▶ EXTRACTED INFORMATION:
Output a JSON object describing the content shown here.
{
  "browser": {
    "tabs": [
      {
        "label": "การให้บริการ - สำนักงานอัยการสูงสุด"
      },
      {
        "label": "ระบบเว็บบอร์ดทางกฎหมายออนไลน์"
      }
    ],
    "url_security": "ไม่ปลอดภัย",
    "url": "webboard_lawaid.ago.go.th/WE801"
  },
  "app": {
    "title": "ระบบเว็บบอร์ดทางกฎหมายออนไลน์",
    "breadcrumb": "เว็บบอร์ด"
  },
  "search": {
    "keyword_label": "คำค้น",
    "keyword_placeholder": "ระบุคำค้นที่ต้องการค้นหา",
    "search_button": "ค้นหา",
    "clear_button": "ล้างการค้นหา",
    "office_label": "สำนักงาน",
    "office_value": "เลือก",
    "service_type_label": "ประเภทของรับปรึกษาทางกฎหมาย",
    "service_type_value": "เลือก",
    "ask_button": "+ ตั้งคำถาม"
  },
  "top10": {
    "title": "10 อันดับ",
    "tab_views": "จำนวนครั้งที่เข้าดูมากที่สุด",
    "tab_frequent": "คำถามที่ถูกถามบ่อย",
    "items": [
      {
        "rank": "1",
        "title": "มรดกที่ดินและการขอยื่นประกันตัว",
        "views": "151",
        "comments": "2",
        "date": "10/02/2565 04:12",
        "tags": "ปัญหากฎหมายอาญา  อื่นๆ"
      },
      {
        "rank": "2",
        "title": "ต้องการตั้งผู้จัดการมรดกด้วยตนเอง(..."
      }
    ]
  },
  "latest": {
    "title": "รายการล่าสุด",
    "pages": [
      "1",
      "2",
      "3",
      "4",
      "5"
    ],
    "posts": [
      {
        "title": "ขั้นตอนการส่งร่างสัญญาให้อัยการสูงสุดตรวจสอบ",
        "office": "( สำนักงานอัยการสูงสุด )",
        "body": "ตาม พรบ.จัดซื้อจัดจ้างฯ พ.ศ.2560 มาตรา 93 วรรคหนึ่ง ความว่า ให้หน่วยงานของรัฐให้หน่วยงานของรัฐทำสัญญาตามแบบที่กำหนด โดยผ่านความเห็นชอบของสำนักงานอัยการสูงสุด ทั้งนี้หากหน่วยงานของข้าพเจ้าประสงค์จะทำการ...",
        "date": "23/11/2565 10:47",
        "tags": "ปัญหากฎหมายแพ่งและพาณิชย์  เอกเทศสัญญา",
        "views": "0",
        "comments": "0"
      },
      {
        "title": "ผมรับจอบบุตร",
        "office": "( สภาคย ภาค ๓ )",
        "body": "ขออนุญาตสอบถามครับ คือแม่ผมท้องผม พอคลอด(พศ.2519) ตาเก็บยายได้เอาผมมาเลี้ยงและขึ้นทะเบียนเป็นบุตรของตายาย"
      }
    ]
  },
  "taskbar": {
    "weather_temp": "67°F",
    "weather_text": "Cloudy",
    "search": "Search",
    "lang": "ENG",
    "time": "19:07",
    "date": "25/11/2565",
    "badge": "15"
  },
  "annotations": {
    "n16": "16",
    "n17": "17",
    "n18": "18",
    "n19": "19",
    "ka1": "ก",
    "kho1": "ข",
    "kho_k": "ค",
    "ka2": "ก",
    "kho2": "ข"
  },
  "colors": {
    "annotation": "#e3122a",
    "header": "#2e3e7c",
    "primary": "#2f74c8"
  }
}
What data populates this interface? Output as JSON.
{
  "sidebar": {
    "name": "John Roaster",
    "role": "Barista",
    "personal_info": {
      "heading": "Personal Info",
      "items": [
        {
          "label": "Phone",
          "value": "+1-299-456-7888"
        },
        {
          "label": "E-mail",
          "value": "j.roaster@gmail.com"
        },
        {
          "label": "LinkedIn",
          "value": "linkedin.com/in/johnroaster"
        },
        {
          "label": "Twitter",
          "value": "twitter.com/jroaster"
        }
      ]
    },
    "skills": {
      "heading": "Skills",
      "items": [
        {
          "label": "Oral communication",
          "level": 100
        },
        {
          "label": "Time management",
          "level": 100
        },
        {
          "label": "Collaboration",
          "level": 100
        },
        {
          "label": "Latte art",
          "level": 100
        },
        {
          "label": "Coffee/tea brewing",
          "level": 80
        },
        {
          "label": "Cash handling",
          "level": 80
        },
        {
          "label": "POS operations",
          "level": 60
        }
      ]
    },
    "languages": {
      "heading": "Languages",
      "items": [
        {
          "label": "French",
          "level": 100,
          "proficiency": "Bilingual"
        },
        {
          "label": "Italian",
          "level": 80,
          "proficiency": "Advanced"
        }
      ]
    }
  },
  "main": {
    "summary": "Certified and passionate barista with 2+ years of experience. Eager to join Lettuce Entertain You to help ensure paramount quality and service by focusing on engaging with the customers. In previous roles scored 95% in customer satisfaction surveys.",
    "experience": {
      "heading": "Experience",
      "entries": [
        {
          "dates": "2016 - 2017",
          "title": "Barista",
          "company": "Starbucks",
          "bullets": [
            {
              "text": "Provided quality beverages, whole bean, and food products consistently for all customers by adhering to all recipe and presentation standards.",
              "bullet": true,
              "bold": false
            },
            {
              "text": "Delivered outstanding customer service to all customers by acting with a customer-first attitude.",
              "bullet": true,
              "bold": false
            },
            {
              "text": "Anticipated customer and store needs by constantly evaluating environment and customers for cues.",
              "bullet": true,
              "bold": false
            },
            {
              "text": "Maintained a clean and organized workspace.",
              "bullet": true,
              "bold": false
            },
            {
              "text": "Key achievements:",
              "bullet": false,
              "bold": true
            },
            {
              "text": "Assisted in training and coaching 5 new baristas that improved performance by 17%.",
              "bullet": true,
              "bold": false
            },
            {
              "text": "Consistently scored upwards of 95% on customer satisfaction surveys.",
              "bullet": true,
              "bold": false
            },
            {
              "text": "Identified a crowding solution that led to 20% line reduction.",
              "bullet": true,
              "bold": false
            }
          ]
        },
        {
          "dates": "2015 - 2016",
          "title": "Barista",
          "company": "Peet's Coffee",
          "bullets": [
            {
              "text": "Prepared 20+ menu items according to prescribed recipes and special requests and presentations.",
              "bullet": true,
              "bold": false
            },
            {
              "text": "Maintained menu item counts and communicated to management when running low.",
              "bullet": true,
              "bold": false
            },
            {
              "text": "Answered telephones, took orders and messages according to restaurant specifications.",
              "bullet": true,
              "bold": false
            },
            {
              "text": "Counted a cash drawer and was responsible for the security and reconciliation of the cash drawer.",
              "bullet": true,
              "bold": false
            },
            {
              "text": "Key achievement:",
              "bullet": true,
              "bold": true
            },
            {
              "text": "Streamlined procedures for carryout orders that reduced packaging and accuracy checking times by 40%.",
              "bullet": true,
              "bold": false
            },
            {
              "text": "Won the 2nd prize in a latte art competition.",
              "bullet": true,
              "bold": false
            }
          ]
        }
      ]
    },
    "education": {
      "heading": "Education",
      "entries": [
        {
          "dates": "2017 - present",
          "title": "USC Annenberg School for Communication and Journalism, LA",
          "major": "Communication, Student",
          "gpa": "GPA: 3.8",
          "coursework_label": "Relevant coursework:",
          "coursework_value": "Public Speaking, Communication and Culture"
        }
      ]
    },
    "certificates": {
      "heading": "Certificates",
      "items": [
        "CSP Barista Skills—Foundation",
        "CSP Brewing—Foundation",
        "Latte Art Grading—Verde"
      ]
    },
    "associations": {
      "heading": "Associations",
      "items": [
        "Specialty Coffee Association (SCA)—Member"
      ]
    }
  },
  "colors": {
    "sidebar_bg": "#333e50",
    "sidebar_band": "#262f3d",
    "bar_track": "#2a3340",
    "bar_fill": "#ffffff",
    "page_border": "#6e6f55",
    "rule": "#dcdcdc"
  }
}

▶ BRIEF: Print out every entry, keeping each one exact.

▶ EXERCISE RESPONSE:
Output a JSON object describing the content shown here.
{
  "browser": {
    "tabs": [
      {
        "label": "การให้บริการ - สำนักงานอัยการสูงสุด"
      },
      {
        "label": "ระบบเว็บบอร์ดทางกฎหมายออนไลน์"
      }
    ],
    "url_security": "ไม่ปลอดภัย",
    "url": "webboard_lawaid.ago.go.th/WE801"
  },
  "app": {
    "title": "ระบบเว็บบอร์ดทางกฎหมายออนไลน์",
    "breadcrumb": "เว็บบอร์ด"
  },
  "search": {
    "keyword_label": "คำค้น",
    "keyword_placeholder": "ระบุคำค้นที่ต้องการค้นหา",
    "search_button": "ค้นหา",
    "clear_button": "ล้างการค้นหา",
    "office_label": "สำนักงาน",
    "office_value": "เลือก",
    "service_type_label": "ประเภทของรับปรึกษาทางกฎหมาย",
    "service_type_value": "เลือก",
    "ask_button": "+ ตั้งคำถาม"
  },
  "top10": {
    "title": "10 อันดับ",
    "tab_views": "จำนวนครั้งที่เข้าดูมากที่สุด",
    "tab_frequent": "คำถามที่ถูกถามบ่อย",
    "items": [
      {
        "rank": "1",
        "title": "มรดกที่ดินและการขอยื่นประกันตัว",
        "views": "151",
        "comments": "2",
        "date": "10/02/2565 04:12",
        "tags": "ปัญหากฎหมายอาญา  อื่นๆ"
      },
      {
        "rank": "2",
        "title": "ต้องการตั้งผู้จัดการมรดกด้วยตนเอง(..."
      }
    ]
  },
  "latest": {
    "title": "รายการล่าสุด",
    "pages": [
      "1",
      "2",
      "3",
      "4",
      "5"
    ],
    "posts": [
      {
        "title": "ขั้นตอนการส่งร่างสัญญาให้อัยการสูงสุดตรวจสอบ",
        "office": "( สำนักงานอัยการสูงสุด )",
        "body": "ตาม พรบ.จัดซื้อจัดจ้างฯ พ.ศ.2560 มาตรา 93 วรรคหนึ่ง ความว่า ให้หน่วยงานของรัฐให้หน่วยงานของรัฐทำสัญญาตามแบบที่กำหนด โดยผ่านความเห็นชอบของสำนักงานอัยการสูงสุด ทั้งนี้หากหน่วยงานของข้าพเจ้าประสงค์จะทำการ...",
        "date": "23/11/2565 10:47",
        "tags": "ปัญหากฎหมายแพ่งและพาณิชย์  เอกเทศสัญญา",
        "views": "0",
        "comments": "0"
      },
      {
        "title": "ผมรับจอบบุตร",
        "office": "( สภาคย ภาค ๓ )",
        "body": "ขออนุญาตสอบถามครับ คือแม่ผมท้องผม พอคลอด(พศ.2519) ตาเก็บยายได้เอาผมมาเลี้ยงและขึ้นทะเบียนเป็นบุตรของตายาย"
      }
    ]
  },
  "taskbar": {
    "weather_temp": "67°F",
    "weather_text": "Cloudy",
    "search": "Search",
    "lang": "ENG",
    "time": "19:07",
    "date": "25/11/2565",
    "badge": "15"
  },
  "annotations": {
    "n16": "16",
    "n17": "17",
    "n18": "18",
    "n19": "19",
    "ka1": "ก",
    "kho1": "ข",
    "kho_k": "ค",
    "ka2": "ก",
    "kho2": "ข"
  },
  "colors": {
    "annotation": "#e3122a",
    "header": "#2e3e7c",
    "primary": "#2f74c8"
  }
}
What data populates this interface? Output as JSON.
{
  "sidebar": {
    "name": "John Roaster",
    "role": "Barista",
    "personal_info": {
      "heading": "Personal Info",
      "items": [
        {
          "label": "Phone",
          "value": "+1-299-456-7888"
        },
        {
          "label": "E-mail",
          "value": "j.roaster@gmail.com"
        },
        {
          "label": "LinkedIn",
          "value": "linkedin.com/in/johnroaster"
        },
        {
          "label": "Twitter",
          "value": "twitter.com/jroaster"
        }
      ]
    },
    "skills": {
      "heading": "Skills",
      "items": [
        {
          "label": "Oral communication",
          "level": 100
        },
        {
          "label": "Time management",
          "level": 100
        },
        {
          "label": "Collaboration",
          "level": 100
        },
        {
          "label": "Latte art",
          "level": 100
        },
        {
          "label": "Coffee/tea brewing",
          "level": 80
        },
        {
          "label": "Cash handling",
          "level": 80
        },
        {
          "label": "POS operations",
          "level": 60
        }
      ]
    },
    "languages": {
      "heading": "Languages",
      "items": [
        {
          "label": "French",
          "level": 100,
          "proficiency": "Bilingual"
        },
        {
          "label": "Italian",
          "level": 80,
          "proficiency": "Advanced"
        }
      ]
    }
  },
  "main": {
    "summary": "Certified and passionate barista with 2+ years of experience. Eager to join Lettuce Entertain You to help ensure paramount quality and service by focusing on engaging with the customers. In previous roles scored 95% in customer satisfaction surveys.",
    "experience": {
      "heading": "Experience",
      "entries": [
        {
          "dates": "2016 - 2017",
          "title": "Barista",
          "company": "Starbucks",
          "bullets": [
            {
              "text": "Provided quality beverages, whole bean, and food products consistently for all customers by adhering to all recipe and presentation standards.",
              "bullet": true,
              "bold": false
            },
            {
              "text": "Delivered outstanding customer service to all customers by acting with a customer-first attitude.",
              "bullet": true,
              "bold": false
            },
            {
              "text": "Anticipated customer and store needs by constantly evaluating environment and customers for cues.",
              "bullet": true,
              "bold": false
            },
            {
              "text": "Maintained a clean and organized workspace.",
              "bullet": true,
              "bold": false
            },
            {
              "text": "Key achievements:",
              "bullet": false,
              "bold": true
            },
            {
              "text": "Assisted in training and coaching 5 new baristas that improved performance by 17%.",
              "bullet": true,
              "bold": false
            },
            {
              "text": "Consistently scored upwards of 95% on customer satisfaction surveys.",
              "bullet": true,
              "bold": false
            },
            {
              "text": "Identified a crowding solution that led to 20% line reduction.",
              "bullet": true,
              "bold": false
            }
          ]
        },
        {
          "dates": "2015 - 2016",
          "title": "Barista",
          "company": "Peet's Coffee",
          "bullets": [
            {
              "text": "Prepared 20+ menu items according to prescribed recipes and special requests and presentations.",
              "bullet": true,
              "bold": false
            },
            {
              "text": "Maintained menu item counts and communicated to management when running low.",
              "bullet": true,
              "bold": false
            },
            {
              "text": "Answered telephones, took orders and messages according to restaurant specifications.",
              "bullet": true,
              "bold": false
            },
            {
              "text": "Counted a cash drawer and was responsible for the security and reconciliation of the cash drawer.",
              "bullet": true,
              "bold": false
            },
            {
              "text": "Key achievement:",
              "bullet": true,
              "bold": true
            },
            {
              "text": "Streamlined procedures for carryout orders that reduced packaging and accuracy checking times by 40%.",
              "bullet": true,
              "bold": false
            },
            {
              "text": "Won the 2nd prize in a latte art competition.",
              "bullet": true,
              "bold": false
            }
          ]
        }
      ]
    },
    "education": {
      "heading": "Education",
      "entries": [
        {
          "dates": "2017 - present",
          "title": "USC Annenberg School for Communication and Journalism, LA",
          "major": "Communication, Student",
          "gpa": "GPA: 3.8",
          "coursework_label": "Relevant coursework:",
          "coursework_value": "Public Speaking, Communication and Culture"
        }
      ]
    },
    "certificates": {
      "heading": "Certificates",
      "items": [
        "CSP Barista Skills—Foundation",
        "CSP Brewing—Foundation",
        "Latte Art Grading—Verde"
      ]
    },
    "associations": {
      "heading": "Associations",
      "items": [
        "Specialty Coffee Association (SCA)—Member"
      ]
    }
  },
  "colors": {
    "sidebar_bg": "#333e50",
    "sidebar_band": "#262f3d",
    "bar_track": "#2a3340",
    "bar_fill": "#ffffff",
    "page_border": "#6e6f55",
    "rule": "#dcdcdc"
  }
}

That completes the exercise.